> Stated problem:
Repeat each entry as written, dropping any picture you find.

--- start Input records ---

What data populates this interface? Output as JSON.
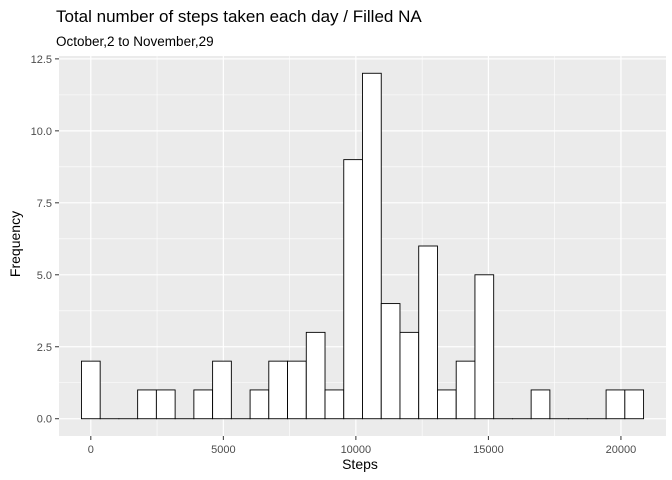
{
  "chart_data": {
    "type": "bar",
    "title": "Total number of steps taken each day / Filled NA",
    "subtitle": "October,2 to November,29",
    "xlabel": "Steps",
    "ylabel": "Frequency",
    "bin_width": 706.8,
    "bins": [
      {
        "x_min": -353,
        "x_max": 353,
        "count": 2
      },
      {
        "x_min": 353,
        "x_max": 1060,
        "count": 0
      },
      {
        "x_min": 1060,
        "x_max": 1767,
        "count": 0
      },
      {
        "x_min": 1767,
        "x_max": 2474,
        "count": 1
      },
      {
        "x_min": 2474,
        "x_max": 3181,
        "count": 1
      },
      {
        "x_min": 3181,
        "x_max": 3888,
        "count": 0
      },
      {
        "x_min": 3888,
        "x_max": 4595,
        "count": 1
      },
      {
        "x_min": 4595,
        "x_max": 5302,
        "count": 2
      },
      {
        "x_min": 5302,
        "x_max": 6009,
        "count": 0
      },
      {
        "x_min": 6009,
        "x_max": 6715,
        "count": 1
      },
      {
        "x_min": 6715,
        "x_max": 7422,
        "count": 2
      },
      {
        "x_min": 7422,
        "x_max": 8129,
        "count": 2
      },
      {
        "x_min": 8129,
        "x_max": 8836,
        "count": 3
      },
      {
        "x_min": 8836,
        "x_max": 9543,
        "count": 1
      },
      {
        "x_min": 9543,
        "x_max": 10250,
        "count": 9
      },
      {
        "x_min": 10250,
        "x_max": 10957,
        "count": 12
      },
      {
        "x_min": 10957,
        "x_max": 11664,
        "count": 4
      },
      {
        "x_min": 11664,
        "x_max": 12371,
        "count": 3
      },
      {
        "x_min": 12371,
        "x_max": 13078,
        "count": 6
      },
      {
        "x_min": 13078,
        "x_max": 13785,
        "count": 1
      },
      {
        "x_min": 13785,
        "x_max": 14492,
        "count": 2
      },
      {
        "x_min": 14492,
        "x_max": 15199,
        "count": 5
      },
      {
        "x_min": 15199,
        "x_max": 15906,
        "count": 0
      },
      {
        "x_min": 15906,
        "x_max": 16612,
        "count": 0
      },
      {
        "x_min": 16612,
        "x_max": 17319,
        "count": 1
      },
      {
        "x_min": 17319,
        "x_max": 18026,
        "count": 0
      },
      {
        "x_min": 18026,
        "x_max": 18733,
        "count": 0
      },
      {
        "x_min": 18733,
        "x_max": 19440,
        "count": 0
      },
      {
        "x_min": 19440,
        "x_max": 20147,
        "count": 1
      },
      {
        "x_min": 20147,
        "x_max": 20854,
        "count": 1
      }
    ],
    "xlim": [
      -1200,
      21700
    ],
    "ylim": [
      -0.6,
      12.6
    ],
    "x_ticks": [
      0,
      5000,
      10000,
      15000,
      20000
    ],
    "x_tick_labels": [
      "0",
      "5000",
      "10000",
      "15000",
      "20000"
    ],
    "y_ticks": [
      0,
      2.5,
      5,
      7.5,
      10,
      12.5
    ],
    "y_tick_labels": [
      "0.0",
      "2.5",
      "5.0",
      "7.5",
      "10.0",
      "12.5"
    ],
    "grid": true,
    "bar_fill": "#ffffff",
    "bar_stroke": "#000000",
    "panel_background": "#ebebeb",
    "grid_color": "#ffffff"
  }
}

--- end Input records ---

> Response to the task:
What data populates this interface? Output as JSON.
{
  "chart_data": {
    "type": "bar",
    "title": "Total number of steps taken each day / Filled NA",
    "subtitle": "October,2 to November,29",
    "xlabel": "Steps",
    "ylabel": "Frequency",
    "bin_width": 706.8,
    "bins": [
      {
        "x_min": -353,
        "x_max": 353,
        "count": 2
      },
      {
        "x_min": 353,
        "x_max": 1060,
        "count": 0
      },
      {
        "x_min": 1060,
        "x_max": 1767,
        "count": 0
      },
      {
        "x_min": 1767,
        "x_max": 2474,
        "count": 1
      },
      {
        "x_min": 2474,
        "x_max": 3181,
        "count": 1
      },
      {
        "x_min": 3181,
        "x_max": 3888,
        "count": 0
      },
      {
        "x_min": 3888,
        "x_max": 4595,
        "count": 1
      },
      {
        "x_min": 4595,
        "x_max": 5302,
        "count": 2
      },
      {
        "x_min": 5302,
        "x_max": 6009,
        "count": 0
      },
      {
        "x_min": 6009,
        "x_max": 6715,
        "count": 1
      },
      {
        "x_min": 6715,
        "x_max": 7422,
        "count": 2
      },
      {
        "x_min": 7422,
        "x_max": 8129,
        "count": 2
      },
      {
        "x_min": 8129,
        "x_max": 8836,
        "count": 3
      },
      {
        "x_min": 8836,
        "x_max": 9543,
        "count": 1
      },
      {
        "x_min": 9543,
        "x_max": 10250,
        "count": 9
      },
      {
        "x_min": 10250,
        "x_max": 10957,
        "count": 12
      },
      {
        "x_min": 10957,
        "x_max": 11664,
        "count": 4
      },
      {
        "x_min": 11664,
        "x_max": 12371,
        "count": 3
      },
      {
        "x_min": 12371,
        "x_max": 13078,
        "count": 6
      },
      {
        "x_min": 13078,
        "x_max": 13785,
        "count": 1
      },
      {
        "x_min": 13785,
        "x_max": 14492,
        "count": 2
      },
      {
        "x_min": 14492,
        "x_max": 15199,
        "count": 5
      },
      {
        "x_min": 15199,
        "x_max": 15906,
        "count": 0
      },
      {
        "x_min": 15906,
        "x_max": 16612,
        "count": 0
      },
      {
        "x_min": 16612,
        "x_max": 17319,
        "count": 1
      },
      {
        "x_min": 17319,
        "x_max": 18026,
        "count": 0
      },
      {
        "x_min": 18026,
        "x_max": 18733,
        "count": 0
      },
      {
        "x_min": 18733,
        "x_max": 19440,
        "count": 0
      },
      {
        "x_min": 19440,
        "x_max": 20147,
        "count": 1
      },
      {
        "x_min": 20147,
        "x_max": 20854,
        "count": 1
      }
    ],
    "xlim": [
      -1200,
      21700
    ],
    "ylim": [
      -0.6,
      12.6
    ],
    "x_ticks": [
      0,
      5000,
      10000,
      15000,
      20000
    ],
    "x_tick_labels": [
      "0",
      "5000",
      "10000",
      "15000",
      "20000"
    ],
    "y_ticks": [
      0,
      2.5,
      5,
      7.5,
      10,
      12.5
    ],
    "y_tick_labels": [
      "0.0",
      "2.5",
      "5.0",
      "7.5",
      "10.0",
      "12.5"
    ],
    "grid": true,
    "bar_fill": "#ffffff",
    "bar_stroke": "#000000",
    "panel_background": "#ebebeb",
    "grid_color": "#ffffff"
  }
}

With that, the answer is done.